» **Exercise data**:
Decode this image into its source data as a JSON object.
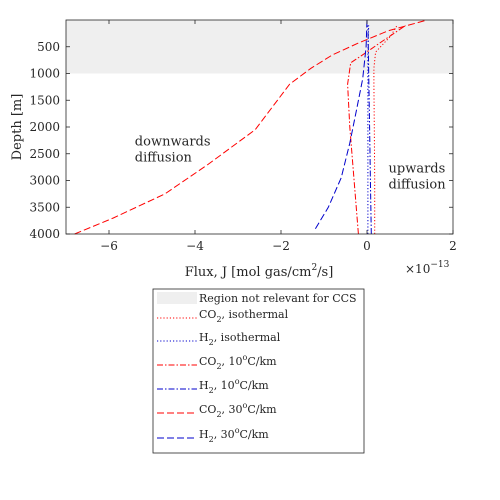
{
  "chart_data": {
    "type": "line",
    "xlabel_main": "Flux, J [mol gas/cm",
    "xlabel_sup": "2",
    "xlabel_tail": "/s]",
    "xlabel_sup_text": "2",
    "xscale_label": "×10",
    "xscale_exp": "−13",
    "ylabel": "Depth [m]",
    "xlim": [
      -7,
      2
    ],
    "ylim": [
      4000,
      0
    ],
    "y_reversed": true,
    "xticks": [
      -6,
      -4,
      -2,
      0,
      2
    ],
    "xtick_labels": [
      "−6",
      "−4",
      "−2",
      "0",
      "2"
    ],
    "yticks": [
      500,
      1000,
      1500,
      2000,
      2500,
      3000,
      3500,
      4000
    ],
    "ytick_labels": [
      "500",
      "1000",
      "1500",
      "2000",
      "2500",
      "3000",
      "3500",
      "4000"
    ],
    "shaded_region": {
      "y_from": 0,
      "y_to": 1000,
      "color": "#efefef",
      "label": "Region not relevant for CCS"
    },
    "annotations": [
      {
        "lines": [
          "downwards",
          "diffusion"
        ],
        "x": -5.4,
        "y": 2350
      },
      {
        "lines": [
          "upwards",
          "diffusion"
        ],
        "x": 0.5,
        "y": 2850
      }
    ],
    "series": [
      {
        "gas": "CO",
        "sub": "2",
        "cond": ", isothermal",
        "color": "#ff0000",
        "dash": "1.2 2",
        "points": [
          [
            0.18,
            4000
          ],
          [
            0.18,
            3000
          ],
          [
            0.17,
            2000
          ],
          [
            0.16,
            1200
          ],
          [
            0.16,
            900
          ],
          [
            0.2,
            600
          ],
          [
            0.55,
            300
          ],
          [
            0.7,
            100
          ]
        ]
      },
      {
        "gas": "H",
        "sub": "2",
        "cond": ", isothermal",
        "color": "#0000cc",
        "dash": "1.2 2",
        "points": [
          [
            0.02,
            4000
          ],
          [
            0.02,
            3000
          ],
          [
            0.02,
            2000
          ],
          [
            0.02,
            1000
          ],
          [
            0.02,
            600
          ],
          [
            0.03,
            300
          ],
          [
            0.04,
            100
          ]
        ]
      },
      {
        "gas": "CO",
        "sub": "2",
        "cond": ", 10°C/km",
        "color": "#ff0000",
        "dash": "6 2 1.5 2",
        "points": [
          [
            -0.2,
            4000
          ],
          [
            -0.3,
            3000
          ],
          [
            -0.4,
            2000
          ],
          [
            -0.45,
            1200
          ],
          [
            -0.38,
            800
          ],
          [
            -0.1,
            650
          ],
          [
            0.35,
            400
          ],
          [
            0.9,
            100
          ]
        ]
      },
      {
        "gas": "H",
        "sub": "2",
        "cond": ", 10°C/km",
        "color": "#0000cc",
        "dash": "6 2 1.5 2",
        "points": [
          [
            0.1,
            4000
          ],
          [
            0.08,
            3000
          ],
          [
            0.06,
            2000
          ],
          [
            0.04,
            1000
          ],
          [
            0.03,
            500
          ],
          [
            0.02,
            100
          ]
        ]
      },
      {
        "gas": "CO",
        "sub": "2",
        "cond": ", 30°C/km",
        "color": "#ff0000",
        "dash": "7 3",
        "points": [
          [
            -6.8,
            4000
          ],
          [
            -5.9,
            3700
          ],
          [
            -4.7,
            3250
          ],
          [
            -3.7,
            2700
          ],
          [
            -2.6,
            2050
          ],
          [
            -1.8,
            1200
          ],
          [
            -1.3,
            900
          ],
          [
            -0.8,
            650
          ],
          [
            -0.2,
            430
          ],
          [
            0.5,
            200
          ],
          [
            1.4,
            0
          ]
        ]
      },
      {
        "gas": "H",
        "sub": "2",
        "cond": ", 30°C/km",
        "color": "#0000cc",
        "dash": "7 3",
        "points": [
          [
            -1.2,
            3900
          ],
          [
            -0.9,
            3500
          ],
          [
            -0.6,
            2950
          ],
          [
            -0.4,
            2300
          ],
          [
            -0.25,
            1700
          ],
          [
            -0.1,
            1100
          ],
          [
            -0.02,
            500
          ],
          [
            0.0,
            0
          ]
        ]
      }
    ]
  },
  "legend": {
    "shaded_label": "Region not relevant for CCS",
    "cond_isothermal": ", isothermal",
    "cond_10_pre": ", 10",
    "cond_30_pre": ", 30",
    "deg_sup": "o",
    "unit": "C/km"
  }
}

==

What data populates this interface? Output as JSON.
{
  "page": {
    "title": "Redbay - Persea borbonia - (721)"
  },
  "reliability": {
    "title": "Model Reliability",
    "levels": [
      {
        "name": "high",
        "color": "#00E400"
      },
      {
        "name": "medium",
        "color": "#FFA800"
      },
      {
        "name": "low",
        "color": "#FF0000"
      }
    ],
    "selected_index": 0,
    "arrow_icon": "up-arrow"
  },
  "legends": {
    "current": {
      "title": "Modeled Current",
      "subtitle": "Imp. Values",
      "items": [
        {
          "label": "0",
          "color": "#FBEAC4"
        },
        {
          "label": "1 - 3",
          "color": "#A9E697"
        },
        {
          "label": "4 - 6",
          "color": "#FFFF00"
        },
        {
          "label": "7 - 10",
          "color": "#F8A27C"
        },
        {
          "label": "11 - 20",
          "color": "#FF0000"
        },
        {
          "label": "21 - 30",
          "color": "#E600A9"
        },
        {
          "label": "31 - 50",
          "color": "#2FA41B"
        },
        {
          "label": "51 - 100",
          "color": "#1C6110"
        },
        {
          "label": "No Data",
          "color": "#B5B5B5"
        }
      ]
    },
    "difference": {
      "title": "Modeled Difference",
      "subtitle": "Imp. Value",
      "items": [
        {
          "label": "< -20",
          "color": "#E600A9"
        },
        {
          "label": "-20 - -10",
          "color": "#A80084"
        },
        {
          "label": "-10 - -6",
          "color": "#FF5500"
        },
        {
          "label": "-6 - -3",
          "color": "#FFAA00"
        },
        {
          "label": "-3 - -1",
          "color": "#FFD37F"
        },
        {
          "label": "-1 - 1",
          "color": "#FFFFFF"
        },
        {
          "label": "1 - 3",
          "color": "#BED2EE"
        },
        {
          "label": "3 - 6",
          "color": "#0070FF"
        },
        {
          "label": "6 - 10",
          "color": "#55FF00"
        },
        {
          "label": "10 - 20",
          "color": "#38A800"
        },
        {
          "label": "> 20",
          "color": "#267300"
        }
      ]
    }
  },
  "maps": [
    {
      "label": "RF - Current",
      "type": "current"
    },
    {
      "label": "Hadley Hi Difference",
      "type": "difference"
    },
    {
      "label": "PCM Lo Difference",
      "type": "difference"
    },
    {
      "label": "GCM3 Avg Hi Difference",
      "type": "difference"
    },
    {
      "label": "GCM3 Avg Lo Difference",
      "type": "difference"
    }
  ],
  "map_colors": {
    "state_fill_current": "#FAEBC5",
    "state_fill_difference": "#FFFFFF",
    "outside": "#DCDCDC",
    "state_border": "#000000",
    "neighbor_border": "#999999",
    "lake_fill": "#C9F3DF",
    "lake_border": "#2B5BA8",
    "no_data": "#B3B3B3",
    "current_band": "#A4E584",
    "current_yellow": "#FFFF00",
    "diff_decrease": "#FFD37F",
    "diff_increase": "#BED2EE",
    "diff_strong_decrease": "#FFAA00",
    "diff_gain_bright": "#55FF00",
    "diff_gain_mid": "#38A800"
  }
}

* * *

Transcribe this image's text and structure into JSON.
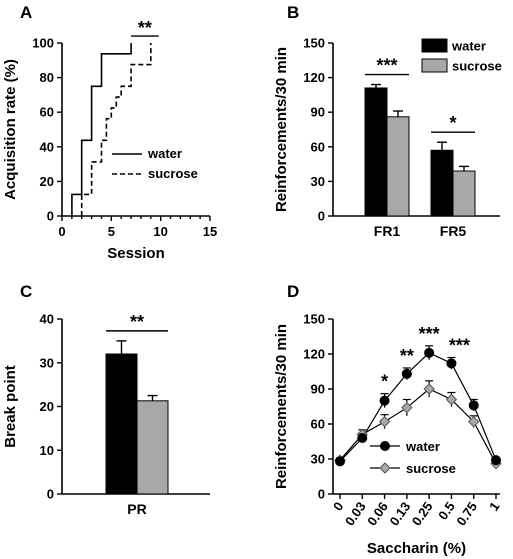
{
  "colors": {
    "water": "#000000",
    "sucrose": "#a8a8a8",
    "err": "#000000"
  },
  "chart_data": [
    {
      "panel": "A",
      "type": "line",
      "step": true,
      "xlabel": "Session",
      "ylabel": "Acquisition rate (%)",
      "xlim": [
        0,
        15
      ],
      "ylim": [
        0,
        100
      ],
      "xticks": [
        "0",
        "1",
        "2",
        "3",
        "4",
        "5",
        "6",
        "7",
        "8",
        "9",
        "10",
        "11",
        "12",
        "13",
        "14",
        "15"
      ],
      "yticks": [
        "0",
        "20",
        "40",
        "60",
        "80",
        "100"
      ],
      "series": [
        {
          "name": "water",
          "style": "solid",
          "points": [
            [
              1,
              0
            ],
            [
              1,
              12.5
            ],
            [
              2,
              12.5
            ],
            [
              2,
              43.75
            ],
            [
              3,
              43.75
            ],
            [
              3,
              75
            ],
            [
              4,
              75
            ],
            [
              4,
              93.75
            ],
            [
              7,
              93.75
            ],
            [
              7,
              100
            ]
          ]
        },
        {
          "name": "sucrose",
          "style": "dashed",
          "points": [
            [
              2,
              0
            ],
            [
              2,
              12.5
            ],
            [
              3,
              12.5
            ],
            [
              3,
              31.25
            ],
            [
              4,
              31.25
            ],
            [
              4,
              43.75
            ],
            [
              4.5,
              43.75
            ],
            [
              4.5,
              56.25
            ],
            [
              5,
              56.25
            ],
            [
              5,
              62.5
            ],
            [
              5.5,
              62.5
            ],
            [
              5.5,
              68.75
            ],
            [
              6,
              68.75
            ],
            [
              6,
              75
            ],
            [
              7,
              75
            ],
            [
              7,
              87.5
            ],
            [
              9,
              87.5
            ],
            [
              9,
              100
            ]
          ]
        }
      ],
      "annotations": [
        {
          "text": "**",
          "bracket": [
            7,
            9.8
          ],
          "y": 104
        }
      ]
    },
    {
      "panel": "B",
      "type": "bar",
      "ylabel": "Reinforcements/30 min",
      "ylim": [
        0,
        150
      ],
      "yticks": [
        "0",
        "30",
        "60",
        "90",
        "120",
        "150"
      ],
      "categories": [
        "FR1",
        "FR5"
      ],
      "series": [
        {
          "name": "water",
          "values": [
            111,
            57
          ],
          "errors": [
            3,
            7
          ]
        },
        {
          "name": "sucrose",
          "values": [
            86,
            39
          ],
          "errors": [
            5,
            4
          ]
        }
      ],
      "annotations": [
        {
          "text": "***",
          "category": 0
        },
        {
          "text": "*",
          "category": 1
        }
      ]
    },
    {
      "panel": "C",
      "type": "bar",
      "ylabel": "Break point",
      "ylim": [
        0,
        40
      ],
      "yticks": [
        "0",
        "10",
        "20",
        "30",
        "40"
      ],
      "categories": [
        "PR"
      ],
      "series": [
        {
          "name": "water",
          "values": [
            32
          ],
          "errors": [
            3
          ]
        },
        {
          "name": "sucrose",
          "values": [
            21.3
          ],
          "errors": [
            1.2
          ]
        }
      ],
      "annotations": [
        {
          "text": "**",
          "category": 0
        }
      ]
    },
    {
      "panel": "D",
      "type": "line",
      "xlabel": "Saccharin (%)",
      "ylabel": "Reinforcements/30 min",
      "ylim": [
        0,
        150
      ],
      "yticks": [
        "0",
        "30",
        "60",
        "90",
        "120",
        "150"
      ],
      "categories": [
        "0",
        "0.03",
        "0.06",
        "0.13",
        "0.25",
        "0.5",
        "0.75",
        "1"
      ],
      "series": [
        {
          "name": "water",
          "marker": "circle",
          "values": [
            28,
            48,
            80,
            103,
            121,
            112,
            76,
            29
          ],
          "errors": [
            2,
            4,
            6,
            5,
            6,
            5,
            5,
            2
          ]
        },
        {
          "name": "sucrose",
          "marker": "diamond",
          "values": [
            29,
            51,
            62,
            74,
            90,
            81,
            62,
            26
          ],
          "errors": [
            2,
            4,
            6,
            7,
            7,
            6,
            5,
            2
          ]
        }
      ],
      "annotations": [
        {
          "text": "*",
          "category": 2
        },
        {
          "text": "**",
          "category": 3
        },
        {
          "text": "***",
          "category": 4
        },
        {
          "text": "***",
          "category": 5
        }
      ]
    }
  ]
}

» **Exercise aim**:
Determine the number of lines in the records that include the string "subtitle", and respond with that number only.

» **Task solution**:
2